**What the task asks**
Below are records to transcribe exactly, without their pictures.

**Records for this exercise**
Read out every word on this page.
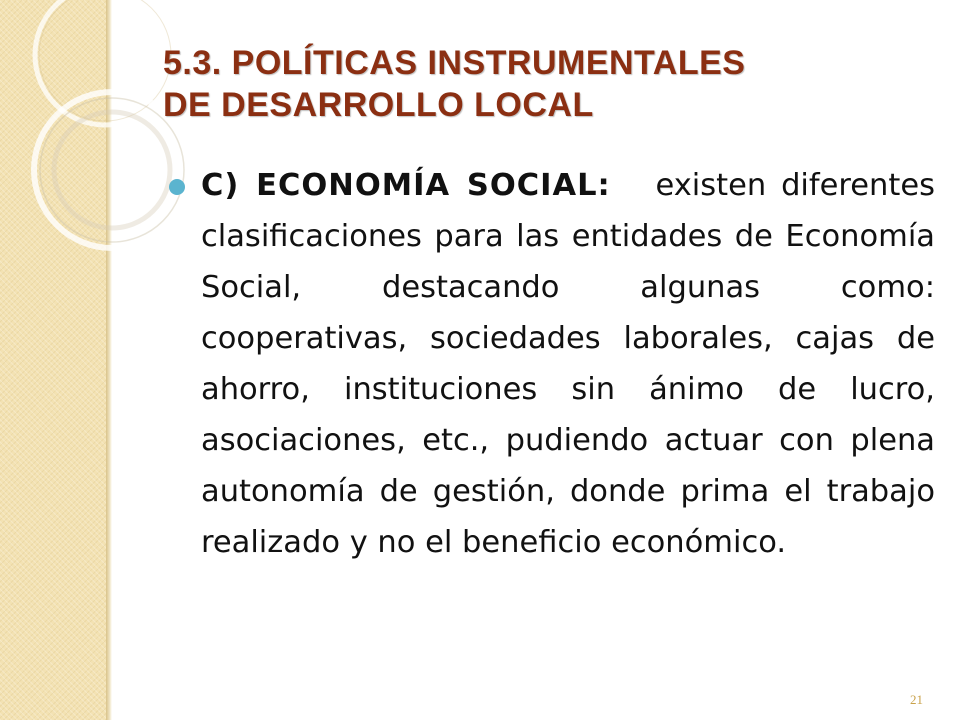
5.3. POLÍTICAS INSTRUMENTALES
DE DESARROLLO LOCAL
C) ECONOMÍA SOCIAL: existen diferentes clasificaciones para las entidades de Economía Social, destacando algunas como: cooperativas, sociedades laborales, cajas de ahorro, instituciones sin ánimo de lucro, asociaciones, etc., pudiendo actuar con plena autonomía de gestión, donde prima el trabajo realizado y no el beneficio económico.
21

**Task result**
Read out every word on this page.
5.3. POLÍTICAS INSTRUMENTALES
DE DESARROLLO LOCAL
C) ECONOMÍA SOCIAL: existen diferentes clasificaciones para las entidades de Economía Social, destacando algunas como: cooperativas, sociedades laborales, cajas de ahorro, instituciones sin ánimo de lucro, asociaciones, etc., pudiendo actuar con plena autonomía de gestión, donde prima el trabajo realizado y no el beneficio económico.
21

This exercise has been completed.